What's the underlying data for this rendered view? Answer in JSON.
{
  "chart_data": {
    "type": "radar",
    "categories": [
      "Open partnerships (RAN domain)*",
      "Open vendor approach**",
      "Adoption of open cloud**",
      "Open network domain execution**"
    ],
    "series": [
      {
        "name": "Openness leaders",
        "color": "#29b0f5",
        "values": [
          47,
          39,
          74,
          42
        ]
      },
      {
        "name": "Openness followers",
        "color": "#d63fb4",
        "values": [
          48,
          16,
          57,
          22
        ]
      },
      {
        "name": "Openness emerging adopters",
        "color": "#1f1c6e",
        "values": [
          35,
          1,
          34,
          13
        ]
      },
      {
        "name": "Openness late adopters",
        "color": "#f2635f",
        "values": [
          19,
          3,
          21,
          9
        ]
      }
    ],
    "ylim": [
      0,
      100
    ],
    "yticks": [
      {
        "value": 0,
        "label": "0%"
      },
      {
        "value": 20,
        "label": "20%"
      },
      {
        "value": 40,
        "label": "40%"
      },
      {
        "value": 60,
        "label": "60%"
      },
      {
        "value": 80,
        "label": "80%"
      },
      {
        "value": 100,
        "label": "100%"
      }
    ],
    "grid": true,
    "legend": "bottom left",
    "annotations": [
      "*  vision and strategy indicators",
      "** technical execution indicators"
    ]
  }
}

--

* **OBJECTIVE**
Write out every entry verbatim.

* **EXERCISE ANSWER**
What's the underlying data for this rendered view? Answer in JSON.
{
  "chart_data": {
    "type": "radar",
    "categories": [
      "Open partnerships (RAN domain)*",
      "Open vendor approach**",
      "Adoption of open cloud**",
      "Open network domain execution**"
    ],
    "series": [
      {
        "name": "Openness leaders",
        "color": "#29b0f5",
        "values": [
          47,
          39,
          74,
          42
        ]
      },
      {
        "name": "Openness followers",
        "color": "#d63fb4",
        "values": [
          48,
          16,
          57,
          22
        ]
      },
      {
        "name": "Openness emerging adopters",
        "color": "#1f1c6e",
        "values": [
          35,
          1,
          34,
          13
        ]
      },
      {
        "name": "Openness late adopters",
        "color": "#f2635f",
        "values": [
          19,
          3,
          21,
          9
        ]
      }
    ],
    "ylim": [
      0,
      100
    ],
    "yticks": [
      {
        "value": 0,
        "label": "0%"
      },
      {
        "value": 20,
        "label": "20%"
      },
      {
        "value": 40,
        "label": "40%"
      },
      {
        "value": 60,
        "label": "60%"
      },
      {
        "value": 80,
        "label": "80%"
      },
      {
        "value": 100,
        "label": "100%"
      }
    ],
    "grid": true,
    "legend": "bottom left",
    "annotations": [
      "*  vision and strategy indicators",
      "** technical execution indicators"
    ]
  }
}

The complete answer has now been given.